* Begin Records shown *
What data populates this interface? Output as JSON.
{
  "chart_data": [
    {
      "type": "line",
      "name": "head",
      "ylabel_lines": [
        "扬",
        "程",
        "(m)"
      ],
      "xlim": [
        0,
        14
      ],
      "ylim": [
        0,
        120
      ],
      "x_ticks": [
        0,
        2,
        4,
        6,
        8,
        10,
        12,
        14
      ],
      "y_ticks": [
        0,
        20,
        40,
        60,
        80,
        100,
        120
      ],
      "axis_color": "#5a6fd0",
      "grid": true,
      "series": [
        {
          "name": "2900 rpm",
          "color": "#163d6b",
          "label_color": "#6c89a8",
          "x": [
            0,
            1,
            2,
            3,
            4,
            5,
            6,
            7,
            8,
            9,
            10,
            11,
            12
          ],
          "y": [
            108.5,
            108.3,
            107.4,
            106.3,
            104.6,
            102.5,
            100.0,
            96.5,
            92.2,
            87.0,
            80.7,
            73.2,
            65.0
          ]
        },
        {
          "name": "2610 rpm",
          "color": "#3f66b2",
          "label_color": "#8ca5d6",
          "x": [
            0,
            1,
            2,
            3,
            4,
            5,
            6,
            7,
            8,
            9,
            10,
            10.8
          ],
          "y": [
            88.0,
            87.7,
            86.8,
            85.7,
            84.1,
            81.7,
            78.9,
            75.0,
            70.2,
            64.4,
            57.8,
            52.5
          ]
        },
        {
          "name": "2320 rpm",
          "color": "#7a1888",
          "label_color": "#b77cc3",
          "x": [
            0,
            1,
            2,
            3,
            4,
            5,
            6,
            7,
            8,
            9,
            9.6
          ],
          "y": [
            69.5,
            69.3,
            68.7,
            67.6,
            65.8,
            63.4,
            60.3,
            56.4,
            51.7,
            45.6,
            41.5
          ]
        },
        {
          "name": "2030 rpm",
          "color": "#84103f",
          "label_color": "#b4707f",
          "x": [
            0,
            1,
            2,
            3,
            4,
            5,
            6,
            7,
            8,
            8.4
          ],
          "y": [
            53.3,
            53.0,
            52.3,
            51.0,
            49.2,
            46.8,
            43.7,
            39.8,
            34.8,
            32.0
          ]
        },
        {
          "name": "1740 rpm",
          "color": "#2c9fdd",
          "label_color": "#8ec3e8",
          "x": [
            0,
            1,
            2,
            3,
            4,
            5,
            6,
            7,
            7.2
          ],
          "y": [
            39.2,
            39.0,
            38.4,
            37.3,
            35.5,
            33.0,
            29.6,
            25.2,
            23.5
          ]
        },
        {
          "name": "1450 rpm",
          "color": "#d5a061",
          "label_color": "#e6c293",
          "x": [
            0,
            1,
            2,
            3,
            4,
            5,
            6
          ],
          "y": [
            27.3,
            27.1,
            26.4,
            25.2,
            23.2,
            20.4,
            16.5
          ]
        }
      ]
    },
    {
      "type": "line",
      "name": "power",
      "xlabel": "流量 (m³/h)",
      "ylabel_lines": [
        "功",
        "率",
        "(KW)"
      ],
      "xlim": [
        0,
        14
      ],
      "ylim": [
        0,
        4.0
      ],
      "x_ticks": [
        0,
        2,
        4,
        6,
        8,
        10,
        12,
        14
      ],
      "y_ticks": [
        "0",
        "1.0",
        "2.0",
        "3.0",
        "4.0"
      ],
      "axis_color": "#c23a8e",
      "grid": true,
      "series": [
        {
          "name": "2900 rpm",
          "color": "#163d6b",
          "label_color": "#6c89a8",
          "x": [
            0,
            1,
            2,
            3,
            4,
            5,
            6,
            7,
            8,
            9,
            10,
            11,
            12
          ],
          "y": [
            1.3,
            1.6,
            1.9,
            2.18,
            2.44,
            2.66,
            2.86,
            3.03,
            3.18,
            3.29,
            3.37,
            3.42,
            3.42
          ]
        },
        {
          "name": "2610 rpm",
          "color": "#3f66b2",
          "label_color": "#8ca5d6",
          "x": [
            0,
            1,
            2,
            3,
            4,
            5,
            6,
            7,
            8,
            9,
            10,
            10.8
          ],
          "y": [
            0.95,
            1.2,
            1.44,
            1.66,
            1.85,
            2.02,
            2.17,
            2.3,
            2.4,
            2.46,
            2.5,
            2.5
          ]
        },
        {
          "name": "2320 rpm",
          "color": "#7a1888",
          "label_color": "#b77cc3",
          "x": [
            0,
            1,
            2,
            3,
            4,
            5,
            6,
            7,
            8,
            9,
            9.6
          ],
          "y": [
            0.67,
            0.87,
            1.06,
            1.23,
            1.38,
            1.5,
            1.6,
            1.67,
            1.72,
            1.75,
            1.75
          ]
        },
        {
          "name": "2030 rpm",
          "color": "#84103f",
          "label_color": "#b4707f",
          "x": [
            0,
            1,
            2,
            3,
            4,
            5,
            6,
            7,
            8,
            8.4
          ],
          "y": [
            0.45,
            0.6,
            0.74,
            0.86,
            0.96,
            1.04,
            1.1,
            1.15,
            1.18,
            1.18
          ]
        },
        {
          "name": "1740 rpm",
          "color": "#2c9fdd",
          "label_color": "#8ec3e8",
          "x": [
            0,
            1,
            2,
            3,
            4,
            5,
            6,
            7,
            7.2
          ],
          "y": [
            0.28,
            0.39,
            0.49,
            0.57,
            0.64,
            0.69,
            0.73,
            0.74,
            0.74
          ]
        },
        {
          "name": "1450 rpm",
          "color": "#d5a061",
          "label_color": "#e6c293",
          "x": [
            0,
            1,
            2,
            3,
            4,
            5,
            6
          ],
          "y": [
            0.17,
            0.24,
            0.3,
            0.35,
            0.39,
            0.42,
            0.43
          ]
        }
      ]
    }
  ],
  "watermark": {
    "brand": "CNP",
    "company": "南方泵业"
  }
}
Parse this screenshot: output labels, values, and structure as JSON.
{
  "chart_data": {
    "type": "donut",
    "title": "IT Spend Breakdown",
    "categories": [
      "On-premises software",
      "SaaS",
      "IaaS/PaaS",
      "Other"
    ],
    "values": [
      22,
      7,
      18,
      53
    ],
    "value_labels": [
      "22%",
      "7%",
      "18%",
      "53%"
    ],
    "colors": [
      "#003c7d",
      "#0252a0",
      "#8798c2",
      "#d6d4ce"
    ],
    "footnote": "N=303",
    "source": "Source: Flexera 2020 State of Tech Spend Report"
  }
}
* End Records shown *
_Description of the task_: Transcribe the data above in full, exactly.

_Answer below_:
What data populates this interface? Output as JSON.
{
  "chart_data": [
    {
      "type": "line",
      "name": "head",
      "ylabel_lines": [
        "扬",
        "程",
        "(m)"
      ],
      "xlim": [
        0,
        14
      ],
      "ylim": [
        0,
        120
      ],
      "x_ticks": [
        0,
        2,
        4,
        6,
        8,
        10,
        12,
        14
      ],
      "y_ticks": [
        0,
        20,
        40,
        60,
        80,
        100,
        120
      ],
      "axis_color": "#5a6fd0",
      "grid": true,
      "series": [
        {
          "name": "2900 rpm",
          "color": "#163d6b",
          "label_color": "#6c89a8",
          "x": [
            0,
            1,
            2,
            3,
            4,
            5,
            6,
            7,
            8,
            9,
            10,
            11,
            12
          ],
          "y": [
            108.5,
            108.3,
            107.4,
            106.3,
            104.6,
            102.5,
            100.0,
            96.5,
            92.2,
            87.0,
            80.7,
            73.2,
            65.0
          ]
        },
        {
          "name": "2610 rpm",
          "color": "#3f66b2",
          "label_color": "#8ca5d6",
          "x": [
            0,
            1,
            2,
            3,
            4,
            5,
            6,
            7,
            8,
            9,
            10,
            10.8
          ],
          "y": [
            88.0,
            87.7,
            86.8,
            85.7,
            84.1,
            81.7,
            78.9,
            75.0,
            70.2,
            64.4,
            57.8,
            52.5
          ]
        },
        {
          "name": "2320 rpm",
          "color": "#7a1888",
          "label_color": "#b77cc3",
          "x": [
            0,
            1,
            2,
            3,
            4,
            5,
            6,
            7,
            8,
            9,
            9.6
          ],
          "y": [
            69.5,
            69.3,
            68.7,
            67.6,
            65.8,
            63.4,
            60.3,
            56.4,
            51.7,
            45.6,
            41.5
          ]
        },
        {
          "name": "2030 rpm",
          "color": "#84103f",
          "label_color": "#b4707f",
          "x": [
            0,
            1,
            2,
            3,
            4,
            5,
            6,
            7,
            8,
            8.4
          ],
          "y": [
            53.3,
            53.0,
            52.3,
            51.0,
            49.2,
            46.8,
            43.7,
            39.8,
            34.8,
            32.0
          ]
        },
        {
          "name": "1740 rpm",
          "color": "#2c9fdd",
          "label_color": "#8ec3e8",
          "x": [
            0,
            1,
            2,
            3,
            4,
            5,
            6,
            7,
            7.2
          ],
          "y": [
            39.2,
            39.0,
            38.4,
            37.3,
            35.5,
            33.0,
            29.6,
            25.2,
            23.5
          ]
        },
        {
          "name": "1450 rpm",
          "color": "#d5a061",
          "label_color": "#e6c293",
          "x": [
            0,
            1,
            2,
            3,
            4,
            5,
            6
          ],
          "y": [
            27.3,
            27.1,
            26.4,
            25.2,
            23.2,
            20.4,
            16.5
          ]
        }
      ]
    },
    {
      "type": "line",
      "name": "power",
      "xlabel": "流量 (m³/h)",
      "ylabel_lines": [
        "功",
        "率",
        "(KW)"
      ],
      "xlim": [
        0,
        14
      ],
      "ylim": [
        0,
        4.0
      ],
      "x_ticks": [
        0,
        2,
        4,
        6,
        8,
        10,
        12,
        14
      ],
      "y_ticks": [
        "0",
        "1.0",
        "2.0",
        "3.0",
        "4.0"
      ],
      "axis_color": "#c23a8e",
      "grid": true,
      "series": [
        {
          "name": "2900 rpm",
          "color": "#163d6b",
          "label_color": "#6c89a8",
          "x": [
            0,
            1,
            2,
            3,
            4,
            5,
            6,
            7,
            8,
            9,
            10,
            11,
            12
          ],
          "y": [
            1.3,
            1.6,
            1.9,
            2.18,
            2.44,
            2.66,
            2.86,
            3.03,
            3.18,
            3.29,
            3.37,
            3.42,
            3.42
          ]
        },
        {
          "name": "2610 rpm",
          "color": "#3f66b2",
          "label_color": "#8ca5d6",
          "x": [
            0,
            1,
            2,
            3,
            4,
            5,
            6,
            7,
            8,
            9,
            10,
            10.8
          ],
          "y": [
            0.95,
            1.2,
            1.44,
            1.66,
            1.85,
            2.02,
            2.17,
            2.3,
            2.4,
            2.46,
            2.5,
            2.5
          ]
        },
        {
          "name": "2320 rpm",
          "color": "#7a1888",
          "label_color": "#b77cc3",
          "x": [
            0,
            1,
            2,
            3,
            4,
            5,
            6,
            7,
            8,
            9,
            9.6
          ],
          "y": [
            0.67,
            0.87,
            1.06,
            1.23,
            1.38,
            1.5,
            1.6,
            1.67,
            1.72,
            1.75,
            1.75
          ]
        },
        {
          "name": "2030 rpm",
          "color": "#84103f",
          "label_color": "#b4707f",
          "x": [
            0,
            1,
            2,
            3,
            4,
            5,
            6,
            7,
            8,
            8.4
          ],
          "y": [
            0.45,
            0.6,
            0.74,
            0.86,
            0.96,
            1.04,
            1.1,
            1.15,
            1.18,
            1.18
          ]
        },
        {
          "name": "1740 rpm",
          "color": "#2c9fdd",
          "label_color": "#8ec3e8",
          "x": [
            0,
            1,
            2,
            3,
            4,
            5,
            6,
            7,
            7.2
          ],
          "y": [
            0.28,
            0.39,
            0.49,
            0.57,
            0.64,
            0.69,
            0.73,
            0.74,
            0.74
          ]
        },
        {
          "name": "1450 rpm",
          "color": "#d5a061",
          "label_color": "#e6c293",
          "x": [
            0,
            1,
            2,
            3,
            4,
            5,
            6
          ],
          "y": [
            0.17,
            0.24,
            0.3,
            0.35,
            0.39,
            0.42,
            0.43
          ]
        }
      ]
    }
  ],
  "watermark": {
    "brand": "CNP",
    "company": "南方泵业"
  }
}
Parse this screenshot: output labels, values, and structure as JSON.
{
  "chart_data": {
    "type": "donut",
    "title": "IT Spend Breakdown",
    "categories": [
      "On-premises software",
      "SaaS",
      "IaaS/PaaS",
      "Other"
    ],
    "values": [
      22,
      7,
      18,
      53
    ],
    "value_labels": [
      "22%",
      "7%",
      "18%",
      "53%"
    ],
    "colors": [
      "#003c7d",
      "#0252a0",
      "#8798c2",
      "#d6d4ce"
    ],
    "footnote": "N=303",
    "source": "Source: Flexera 2020 State of Tech Spend Report"
  }
}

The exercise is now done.